RAW DATA>
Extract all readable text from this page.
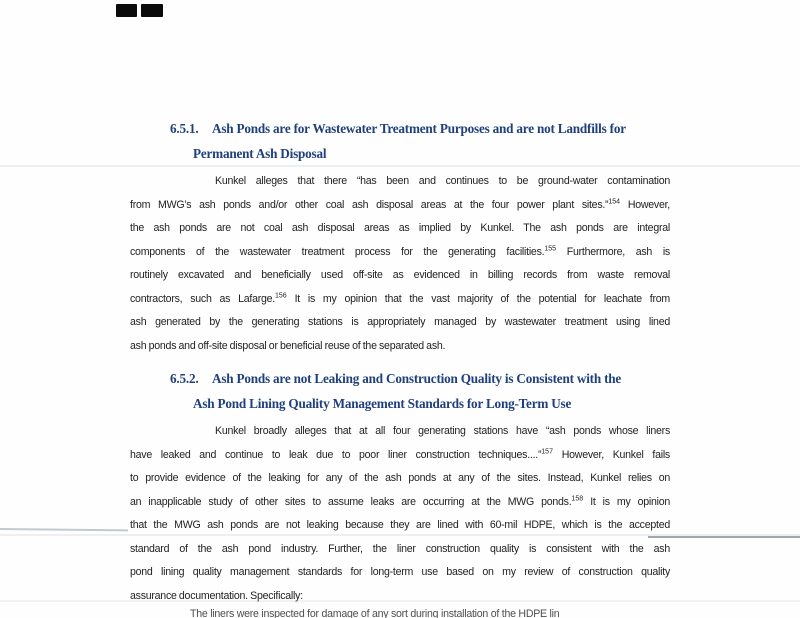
6.5.1. Ash Ponds are for Wastewater Treatment Purposes and are not Landfills for
Permanent Ash Disposal
Kunkel alleges that there “has been and continues to be ground-water contamination
from MWG’s ash ponds and/or other coal ash disposal areas at the four power plant sites.”$^{154}$ However,
the ash ponds are not coal ash disposal areas as implied by Kunkel. The ash ponds are integral
components of the wastewater treatment process for the generating facilities.$^{155}$ Furthermore, ash is
routinely excavated and beneficially used off-site as evidenced in billing records from waste removal
contractors, such as Lafarge.$^{156}$ It is my opinion that the vast majority of the potential for leachate from
ash generated by the generating stations is appropriately managed by wastewater treatment using lined
ash ponds and off-site disposal or beneficial reuse of the separated ash.
6.5.2. Ash Ponds are not Leaking and Construction Quality is Consistent with the
Ash Pond Lining Quality Management Standards for Long-Term Use
Kunkel broadly alleges that at all four generating stations have “ash ponds whose liners
have leaked and continue to leak due to poor liner construction techniques....”$^{157}$ However, Kunkel fails
to provide evidence of the leaking for any of the ash ponds at any of the sites. Instead, Kunkel relies on
an inapplicable study of other sites to assume leaks are occurring at the MWG ponds.$^{158}$ It is my opinion
that the MWG ash ponds are not leaking because they are lined with 60-mil HDPE, which is the accepted
standard of the ash pond industry. Further, the liner construction quality is consistent with the ash
pond lining quality management standards for long-term use based on my review of construction quality
assurance documentation. Specifically:
The liners were inspected for damage of any sort during installation of the HDPE lin
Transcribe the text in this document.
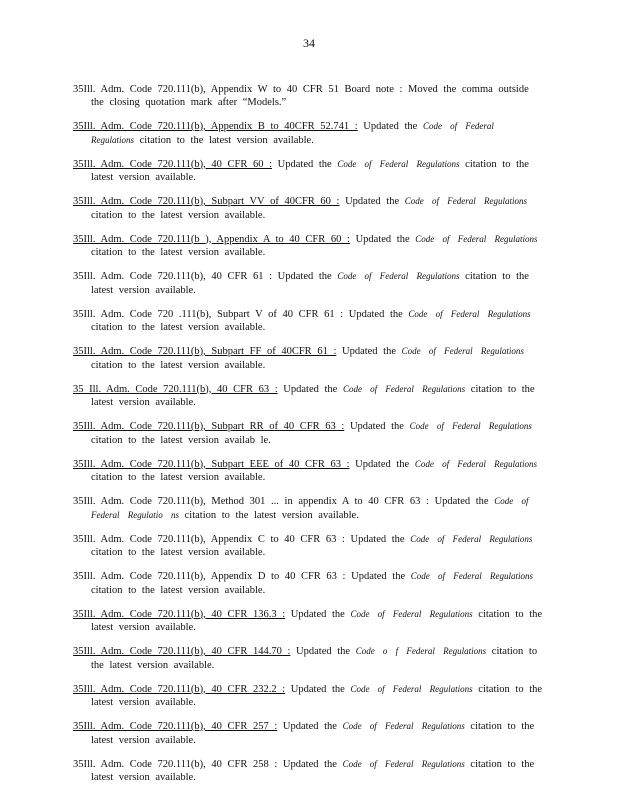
34

35Ill. Adm. Code 720.111(b), Appendix W to 40 CFR 51 Board note : Moved the comma outside the closing quotation mark after “Models.”

35Ill. Adm. Code 720.111(b), Appendix B to 40CFR 52.741 : Updated the Code of Federal Regulations citation to the latest version available.

35Ill. Adm. Code 720.111(b), 40 CFR 60 : Updated the Code of Federal Regulations citation to the latest version available.

35Ill. Adm. Code 720.111(b), Subpart VV of 40CFR 60 : Updated the Code of Federal Regulations citation to the latest version available.

35Ill. Adm. Code 720.111(b ), Appendix A to 40 CFR 60 : Updated the Code of Federal Regulations citation to the latest version available.

35Ill. Adm. Code 720.111(b), 40 CFR 61 : Updated the Code of Federal Regulations citation to the latest version available.

35Ill. Adm. Code 720 .111(b), Subpart V of 40 CFR 61 : Updated the Code of Federal Regulations citation to the latest version available.

35Ill. Adm. Code 720.111(b), Subpart FF of 40CFR 61 : Updated the Code of Federal Regulations citation to the latest version available.

35 Ill. Adm. Code 720.111(b), 40 CFR 63 : Updated the Code of Federal Regulations citation to the latest version available.

35Ill. Adm. Code 720.111(b), Subpart RR of 40 CFR 63 : Updated the Code of Federal Regulations citation to the latest version availab le.

35Ill. Adm. Code 720.111(b), Subpart EEE of 40 CFR 63 : Updated the Code of Federal Regulations citation to the latest version available.

35Ill. Adm. Code 720.111(b), Method 301 ... in appendix A to 40 CFR 63 : Updated the Code of Federal Regulatio ns citation to the latest version available.

35Ill. Adm. Code 720.111(b), Appendix C to 40 CFR 63 : Updated the Code of Federal Regulations citation to the latest version available.

35Ill. Adm. Code 720.111(b), Appendix D to 40 CFR 63 : Updated the Code of Federal Regulations citation to the latest version available.

35Ill. Adm. Code 720.111(b), 40 CFR 136.3 : Updated the Code of Federal Regulations citation to the latest version available.

35Ill. Adm. Code 720.111(b), 40 CFR 144.70 : Updated the Code o f Federal Regulations citation to the latest version available.

35Ill. Adm. Code 720.111(b), 40 CFR 232.2 : Updated the Code of Federal Regulations citation to the latest version available.

35Ill. Adm. Code 720.111(b), 40 CFR 257 : Updated the Code of Federal Regulations citation to the latest version available.

35Ill. Adm. Code 720.111(b), 40 CFR 258 : Updated the Code of Federal Regulations citation to the latest version available.
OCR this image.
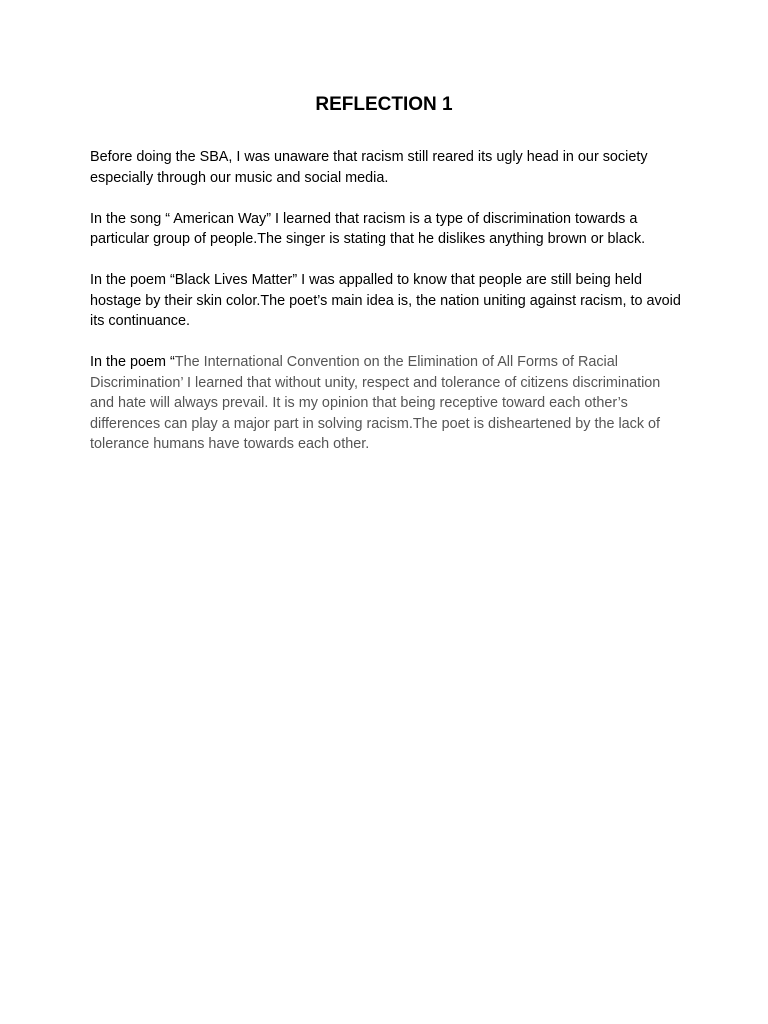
REFLECTION 1

Before doing the SBA, I was unaware that racism still reared its ugly head in our society especially through our music and social media.

In the song “ American Way” I learned that racism is a type of discrimination towards a particular group of people.The singer is stating that he dislikes anything brown or black.

In the poem “Black Lives Matter” I was appalled to know that people are still being held hostage by their skin color.The poet’s main idea is, the nation uniting against racism, to avoid its continuance.

In the poem “The International Convention on the Elimination of All Forms of Racial Discrimination’ I learned that without unity, respect and tolerance of citizens discrimination and hate will always prevail. It is my opinion that being receptive toward each other’s differences can play a major part in solving racism.The poet is disheartened by the lack of tolerance humans have towards each other.
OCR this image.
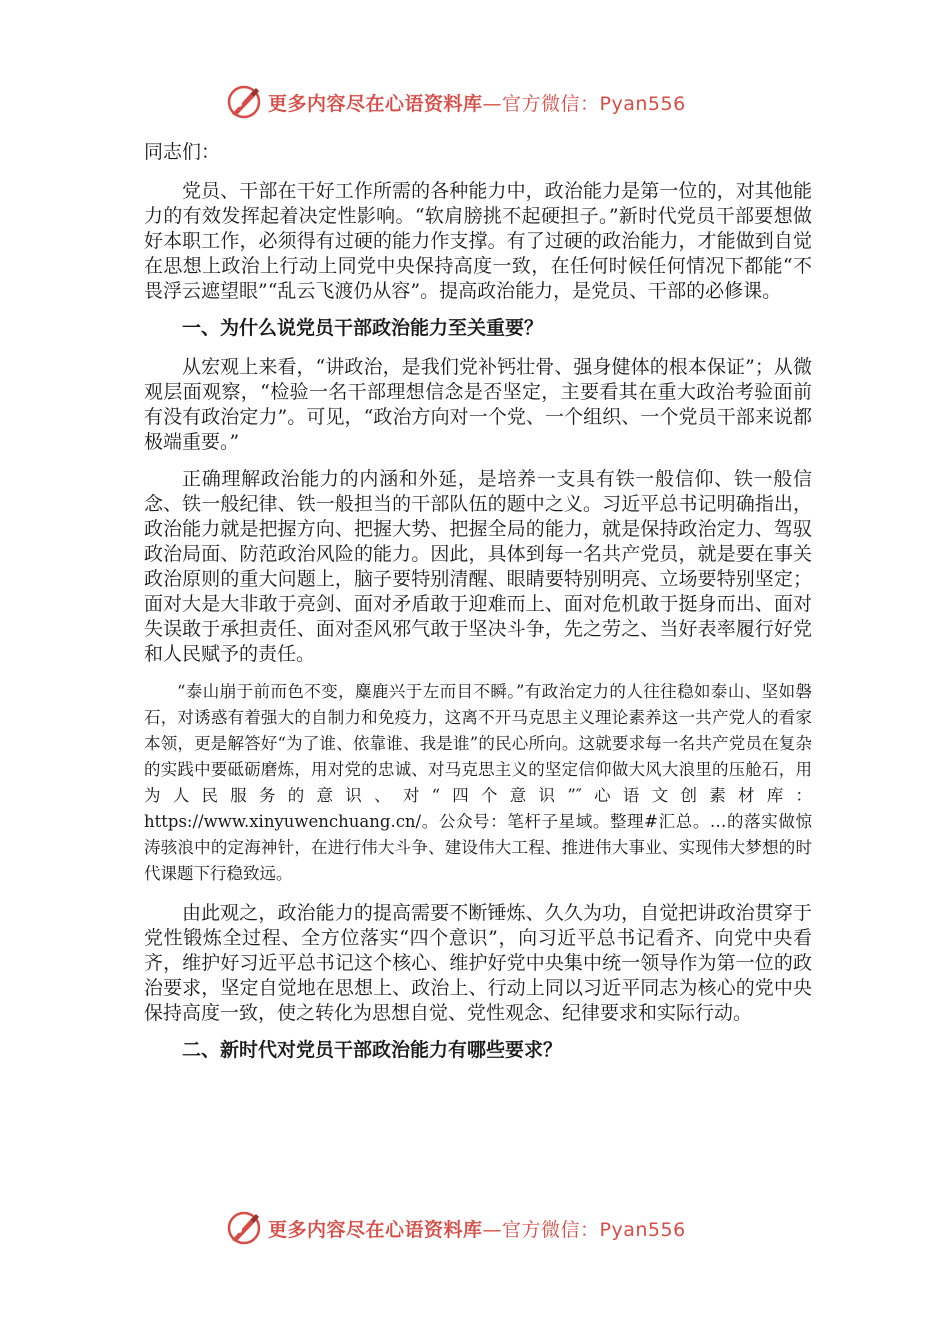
更多内容尽在心语资料库—官方微信：Pyan556

同志们：

党员、干部在干好工作所需的各种能力中，政治能力是第一位的，对其他能力的有效发挥起着决定性影响。“软肩膀挑不起硬担子。”新时代党员干部要想做好本职工作，必须得有过硬的能力作支撑。有了过硬的政治能力，才能做到自觉在思想上政治上行动上同党中央保持高度一致，在任何时候任何情况下都能“不畏浮云遮望眼”“乱云飞渡仍从容”。提高政治能力，是党员、干部的必修课。

一、为什么说党员干部政治能力至关重要？

从宏观上来看，“讲政治，是我们党补钙壮骨、强身健体的根本保证”；从微观层面观察，“检验一名干部理想信念是否坚定，主要看其在重大政治考验面前有没有政治定力”。可见，“政治方向对一个党、一个组织、一个党员干部来说都极端重要。”

正确理解政治能力的内涵和外延，是培养一支具有铁一般信仰、铁一般信念、铁一般纪律、铁一般担当的干部队伍的题中之义。习近平总书记明确指出，政治能力就是把握方向、把握大势、把握全局的能力，就是保持政治定力、驾驭政治局面、防范政治风险的能力。因此，具体到每一名共产党员，就是要在事关政治原则的重大问题上，脑子要特别清醒、眼睛要特别明亮、立场要特别坚定；面对大是大非敢于亮剑、面对矛盾敢于迎难而上、面对危机敢于挺身而出、面对失误敢于承担责任、面对歪风邪气敢于坚决斗争，先之劳之、当好表率履行好党和人民赋予的责任。

“泰山崩于前而色不变，麋鹿兴于左而目不瞬。”有政治定力的人往往稳如泰山、坚如磐石，对诱惑有着强大的自制力和免疫力，这离不开马克思主义理论素养这一共产党人的看家本领，更是解答好“为了谁、依靠谁、我是谁”的民心所向。这就要求每一名共产党员在复杂的实践中要砥砺磨炼，用对党的忠诚、对马克思主义的坚定信仰做大风大浪里的压舱石，用为人民服务的意识、对“四个意识”″心语文创素材库：https://www.xinyuwenchuang.cn/。公众号：笔杆子星域。整理#汇总。…的落实做惊涛骇浪中的定海神针，在进行伟大斗争、建设伟大工程、推进伟大事业、实现伟大梦想的时代课题下行稳致远。

由此观之，政治能力的提高需要不断锤炼、久久为功，自觉把讲政治贯穿于党性锻炼全过程、全方位落实“四个意识”，向习近平总书记看齐、向党中央看齐，维护好习近平总书记这个核心、维护好党中央集中统一领导作为第一位的政治要求，坚定自觉地在思想上、政治上、行动上同以习近平同志为核心的党中央保持高度一致，使之转化为思想自觉、党性观念、纪律要求和实际行动。

二、新时代对党员干部政治能力有哪些要求？

更多内容尽在心语资料库—官方微信：Pyan556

YOUR INSTRUCTIONS> Print each record exactly as it stands, leaving the images out.

CORRECT RESPONSE>
Extract all readable text from this page.
6.5.1. Ash Ponds are for Wastewater Treatment Purposes and are not Landfills for
Permanent Ash Disposal
Kunkel alleges that there “has been and continues to be ground-water contamination
from MWG’s ash ponds and/or other coal ash disposal areas at the four power plant sites.”$^{154}$ However,
the ash ponds are not coal ash disposal areas as implied by Kunkel. The ash ponds are integral
components of the wastewater treatment process for the generating facilities.$^{155}$ Furthermore, ash is
routinely excavated and beneficially used off-site as evidenced in billing records from waste removal
contractors, such as Lafarge.$^{156}$ It is my opinion that the vast majority of the potential for leachate from
ash generated by the generating stations is appropriately managed by wastewater treatment using lined
ash ponds and off-site disposal or beneficial reuse of the separated ash.
6.5.2. Ash Ponds are not Leaking and Construction Quality is Consistent with the
Ash Pond Lining Quality Management Standards for Long-Term Use
Kunkel broadly alleges that at all four generating stations have “ash ponds whose liners
have leaked and continue to leak due to poor liner construction techniques....”$^{157}$ However, Kunkel fails
to provide evidence of the leaking for any of the ash ponds at any of the sites. Instead, Kunkel relies on
an inapplicable study of other sites to assume leaks are occurring at the MWG ponds.$^{158}$ It is my opinion
that the MWG ash ponds are not leaking because they are lined with 60-mil HDPE, which is the accepted
standard of the ash pond industry. Further, the liner construction quality is consistent with the ash
pond lining quality management standards for long-term use based on my review of construction quality
assurance documentation. Specifically:
The liners were inspected for damage of any sort during installation of the HDPE lin
Transcribe the text in this document.
34

35Ill. Adm. Code 720.111(b), Appendix W to 40 CFR 51 Board note : Moved the comma outside the closing quotation mark after “Models.”

35Ill. Adm. Code 720.111(b), Appendix B to 40CFR 52.741 : Updated the Code of Federal Regulations citation to the latest version available.

35Ill. Adm. Code 720.111(b), 40 CFR 60 : Updated the Code of Federal Regulations citation to the latest version available.

35Ill. Adm. Code 720.111(b), Subpart VV of 40CFR 60 : Updated the Code of Federal Regulations citation to the latest version available.

35Ill. Adm. Code 720.111(b ), Appendix A to 40 CFR 60 : Updated the Code of Federal Regulations citation to the latest version available.

35Ill. Adm. Code 720.111(b), 40 CFR 61 : Updated the Code of Federal Regulations citation to the latest version available.

35Ill. Adm. Code 720 .111(b), Subpart V of 40 CFR 61 : Updated the Code of Federal Regulations citation to the latest version available.

35Ill. Adm. Code 720.111(b), Subpart FF of 40CFR 61 : Updated the Code of Federal Regulations citation to the latest version available.

35 Ill. Adm. Code 720.111(b), 40 CFR 63 : Updated the Code of Federal Regulations citation to the latest version available.

35Ill. Adm. Code 720.111(b), Subpart RR of 40 CFR 63 : Updated the Code of Federal Regulations citation to the latest version availab le.

35Ill. Adm. Code 720.111(b), Subpart EEE of 40 CFR 63 : Updated the Code of Federal Regulations citation to the latest version available.

35Ill. Adm. Code 720.111(b), Method 301 ... in appendix A to 40 CFR 63 : Updated the Code of Federal Regulatio ns citation to the latest version available.

35Ill. Adm. Code 720.111(b), Appendix C to 40 CFR 63 : Updated the Code of Federal Regulations citation to the latest version available.

35Ill. Adm. Code 720.111(b), Appendix D to 40 CFR 63 : Updated the Code of Federal Regulations citation to the latest version available.

35Ill. Adm. Code 720.111(b), 40 CFR 136.3 : Updated the Code of Federal Regulations citation to the latest version available.

35Ill. Adm. Code 720.111(b), 40 CFR 144.70 : Updated the Code o f Federal Regulations citation to the latest version available.

35Ill. Adm. Code 720.111(b), 40 CFR 232.2 : Updated the Code of Federal Regulations citation to the latest version available.

35Ill. Adm. Code 720.111(b), 40 CFR 257 : Updated the Code of Federal Regulations citation to the latest version available.

35Ill. Adm. Code 720.111(b), 40 CFR 258 : Updated the Code of Federal Regulations citation to the latest version available.
OCR this image.
REFLECTION 1

Before doing the SBA, I was unaware that racism still reared its ugly head in our society especially through our music and social media.

In the song “ American Way” I learned that racism is a type of discrimination towards a particular group of people.The singer is stating that he dislikes anything brown or black.

In the poem “Black Lives Matter” I was appalled to know that people are still being held hostage by their skin color.The poet’s main idea is, the nation uniting against racism, to avoid its continuance.

In the poem “The International Convention on the Elimination of All Forms of Racial Discrimination’ I learned that without unity, respect and tolerance of citizens discrimination and hate will always prevail. It is my opinion that being receptive toward each other’s differences can play a major part in solving racism.The poet is disheartened by the lack of tolerance humans have towards each other.
OCR this image.
更多内容尽在心语资料库—官方微信：Pyan556

同志们：

党员、干部在干好工作所需的各种能力中，政治能力是第一位的，对其他能力的有效发挥起着决定性影响。“软肩膀挑不起硬担子。”新时代党员干部要想做好本职工作，必须得有过硬的能力作支撑。有了过硬的政治能力，才能做到自觉在思想上政治上行动上同党中央保持高度一致，在任何时候任何情况下都能“不畏浮云遮望眼”“乱云飞渡仍从容”。提高政治能力，是党员、干部的必修课。

一、为什么说党员干部政治能力至关重要？

从宏观上来看，“讲政治，是我们党补钙壮骨、强身健体的根本保证”；从微观层面观察，“检验一名干部理想信念是否坚定，主要看其在重大政治考验面前有没有政治定力”。可见，“政治方向对一个党、一个组织、一个党员干部来说都极端重要。”

正确理解政治能力的内涵和外延，是培养一支具有铁一般信仰、铁一般信念、铁一般纪律、铁一般担当的干部队伍的题中之义。习近平总书记明确指出，政治能力就是把握方向、把握大势、把握全局的能力，就是保持政治定力、驾驭政治局面、防范政治风险的能力。因此，具体到每一名共产党员，就是要在事关政治原则的重大问题上，脑子要特别清醒、眼睛要特别明亮、立场要特别坚定；面对大是大非敢于亮剑、面对矛盾敢于迎难而上、面对危机敢于挺身而出、面对失误敢于承担责任、面对歪风邪气敢于坚决斗争，先之劳之、当好表率履行好党和人民赋予的责任。

“泰山崩于前而色不变，麋鹿兴于左而目不瞬。”有政治定力的人往往稳如泰山、坚如磐石，对诱惑有着强大的自制力和免疫力，这离不开马克思主义理论素养这一共产党人的看家本领，更是解答好“为了谁、依靠谁、我是谁”的民心所向。这就要求每一名共产党员在复杂的实践中要砥砺磨炼，用对党的忠诚、对马克思主义的坚定信仰做大风大浪里的压舱石，用为人民服务的意识、对“四个意识”″心语文创素材库：https://www.xinyuwenchuang.cn/。公众号：笔杆子星域。整理#汇总。…的落实做惊涛骇浪中的定海神针，在进行伟大斗争、建设伟大工程、推进伟大事业、实现伟大梦想的时代课题下行稳致远。

由此观之，政治能力的提高需要不断锤炼、久久为功，自觉把讲政治贯穿于党性锻炼全过程、全方位落实“四个意识”，向习近平总书记看齐、向党中央看齐，维护好习近平总书记这个核心、维护好党中央集中统一领导作为第一位的政治要求，坚定自觉地在思想上、政治上、行动上同以习近平同志为核心的党中央保持高度一致，使之转化为思想自觉、党性观念、纪律要求和实际行动。

二、新时代对党员干部政治能力有哪些要求？

更多内容尽在心语资料库—官方微信：Pyan556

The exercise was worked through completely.